— Records from a data source —
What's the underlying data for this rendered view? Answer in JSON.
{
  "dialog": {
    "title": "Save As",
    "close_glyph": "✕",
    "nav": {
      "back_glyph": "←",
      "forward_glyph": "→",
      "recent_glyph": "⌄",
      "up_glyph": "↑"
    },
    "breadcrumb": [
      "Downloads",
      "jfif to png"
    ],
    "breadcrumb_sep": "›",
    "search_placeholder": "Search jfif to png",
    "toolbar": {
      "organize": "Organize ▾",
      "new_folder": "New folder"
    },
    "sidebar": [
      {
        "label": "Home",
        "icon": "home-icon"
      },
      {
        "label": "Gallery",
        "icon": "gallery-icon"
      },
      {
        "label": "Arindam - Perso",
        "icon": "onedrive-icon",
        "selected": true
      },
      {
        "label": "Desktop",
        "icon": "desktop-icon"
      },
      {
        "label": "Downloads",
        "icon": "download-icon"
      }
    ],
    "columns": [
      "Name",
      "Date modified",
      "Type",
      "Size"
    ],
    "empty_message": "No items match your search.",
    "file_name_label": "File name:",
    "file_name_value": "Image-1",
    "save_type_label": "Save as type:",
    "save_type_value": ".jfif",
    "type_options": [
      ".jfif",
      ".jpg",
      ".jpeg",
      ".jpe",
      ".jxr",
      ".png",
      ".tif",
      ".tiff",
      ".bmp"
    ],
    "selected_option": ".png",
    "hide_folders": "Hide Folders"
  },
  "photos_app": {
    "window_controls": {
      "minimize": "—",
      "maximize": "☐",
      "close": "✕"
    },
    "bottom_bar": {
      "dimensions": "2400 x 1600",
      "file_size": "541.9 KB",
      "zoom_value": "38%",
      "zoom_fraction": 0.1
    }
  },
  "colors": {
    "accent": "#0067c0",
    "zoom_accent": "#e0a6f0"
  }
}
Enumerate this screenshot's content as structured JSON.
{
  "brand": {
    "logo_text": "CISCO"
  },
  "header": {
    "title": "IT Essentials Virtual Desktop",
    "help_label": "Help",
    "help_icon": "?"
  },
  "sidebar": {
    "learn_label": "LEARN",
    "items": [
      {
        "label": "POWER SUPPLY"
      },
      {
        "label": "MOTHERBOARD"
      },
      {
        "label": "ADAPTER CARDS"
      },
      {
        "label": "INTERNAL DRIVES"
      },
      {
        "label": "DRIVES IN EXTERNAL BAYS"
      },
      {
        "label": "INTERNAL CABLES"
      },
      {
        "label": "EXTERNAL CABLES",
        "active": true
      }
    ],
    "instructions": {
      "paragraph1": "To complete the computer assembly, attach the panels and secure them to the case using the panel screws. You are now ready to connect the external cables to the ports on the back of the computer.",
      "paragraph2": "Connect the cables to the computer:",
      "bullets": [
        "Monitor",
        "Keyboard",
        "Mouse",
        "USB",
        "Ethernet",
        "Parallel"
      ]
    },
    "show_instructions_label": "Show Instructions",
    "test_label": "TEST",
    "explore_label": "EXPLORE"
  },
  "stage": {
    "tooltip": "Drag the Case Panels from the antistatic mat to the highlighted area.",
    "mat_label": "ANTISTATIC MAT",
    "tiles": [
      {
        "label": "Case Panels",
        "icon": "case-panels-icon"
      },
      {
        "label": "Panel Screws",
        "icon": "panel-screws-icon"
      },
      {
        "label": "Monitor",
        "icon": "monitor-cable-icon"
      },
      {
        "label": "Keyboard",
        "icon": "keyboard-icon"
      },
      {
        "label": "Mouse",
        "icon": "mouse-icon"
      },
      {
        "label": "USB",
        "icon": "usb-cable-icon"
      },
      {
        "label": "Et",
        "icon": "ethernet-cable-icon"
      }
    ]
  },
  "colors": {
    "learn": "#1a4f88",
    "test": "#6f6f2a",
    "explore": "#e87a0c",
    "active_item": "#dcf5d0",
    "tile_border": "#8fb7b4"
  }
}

— SET EXERCISE —
Each line of the material must be restated exactly.

— ANSWER TO THE TASK —
What's the underlying data for this rendered view? Answer in JSON.
{
  "dialog": {
    "title": "Save As",
    "close_glyph": "✕",
    "nav": {
      "back_glyph": "←",
      "forward_glyph": "→",
      "recent_glyph": "⌄",
      "up_glyph": "↑"
    },
    "breadcrumb": [
      "Downloads",
      "jfif to png"
    ],
    "breadcrumb_sep": "›",
    "search_placeholder": "Search jfif to png",
    "toolbar": {
      "organize": "Organize ▾",
      "new_folder": "New folder"
    },
    "sidebar": [
      {
        "label": "Home",
        "icon": "home-icon"
      },
      {
        "label": "Gallery",
        "icon": "gallery-icon"
      },
      {
        "label": "Arindam - Perso",
        "icon": "onedrive-icon",
        "selected": true
      },
      {
        "label": "Desktop",
        "icon": "desktop-icon"
      },
      {
        "label": "Downloads",
        "icon": "download-icon"
      }
    ],
    "columns": [
      "Name",
      "Date modified",
      "Type",
      "Size"
    ],
    "empty_message": "No items match your search.",
    "file_name_label": "File name:",
    "file_name_value": "Image-1",
    "save_type_label": "Save as type:",
    "save_type_value": ".jfif",
    "type_options": [
      ".jfif",
      ".jpg",
      ".jpeg",
      ".jpe",
      ".jxr",
      ".png",
      ".tif",
      ".tiff",
      ".bmp"
    ],
    "selected_option": ".png",
    "hide_folders": "Hide Folders"
  },
  "photos_app": {
    "window_controls": {
      "minimize": "—",
      "maximize": "☐",
      "close": "✕"
    },
    "bottom_bar": {
      "dimensions": "2400 x 1600",
      "file_size": "541.9 KB",
      "zoom_value": "38%",
      "zoom_fraction": 0.1
    }
  },
  "colors": {
    "accent": "#0067c0",
    "zoom_accent": "#e0a6f0"
  }
}
Enumerate this screenshot's content as structured JSON.
{
  "brand": {
    "logo_text": "CISCO"
  },
  "header": {
    "title": "IT Essentials Virtual Desktop",
    "help_label": "Help",
    "help_icon": "?"
  },
  "sidebar": {
    "learn_label": "LEARN",
    "items": [
      {
        "label": "POWER SUPPLY"
      },
      {
        "label": "MOTHERBOARD"
      },
      {
        "label": "ADAPTER CARDS"
      },
      {
        "label": "INTERNAL DRIVES"
      },
      {
        "label": "DRIVES IN EXTERNAL BAYS"
      },
      {
        "label": "INTERNAL CABLES"
      },
      {
        "label": "EXTERNAL CABLES",
        "active": true
      }
    ],
    "instructions": {
      "paragraph1": "To complete the computer assembly, attach the panels and secure them to the case using the panel screws. You are now ready to connect the external cables to the ports on the back of the computer.",
      "paragraph2": "Connect the cables to the computer:",
      "bullets": [
        "Monitor",
        "Keyboard",
        "Mouse",
        "USB",
        "Ethernet",
        "Parallel"
      ]
    },
    "show_instructions_label": "Show Instructions",
    "test_label": "TEST",
    "explore_label": "EXPLORE"
  },
  "stage": {
    "tooltip": "Drag the Case Panels from the antistatic mat to the highlighted area.",
    "mat_label": "ANTISTATIC MAT",
    "tiles": [
      {
        "label": "Case Panels",
        "icon": "case-panels-icon"
      },
      {
        "label": "Panel Screws",
        "icon": "panel-screws-icon"
      },
      {
        "label": "Monitor",
        "icon": "monitor-cable-icon"
      },
      {
        "label": "Keyboard",
        "icon": "keyboard-icon"
      },
      {
        "label": "Mouse",
        "icon": "mouse-icon"
      },
      {
        "label": "USB",
        "icon": "usb-cable-icon"
      },
      {
        "label": "Et",
        "icon": "ethernet-cable-icon"
      }
    ]
  },
  "colors": {
    "learn": "#1a4f88",
    "test": "#6f6f2a",
    "explore": "#e87a0c",
    "active_item": "#dcf5d0",
    "tile_border": "#8fb7b4"
  }
}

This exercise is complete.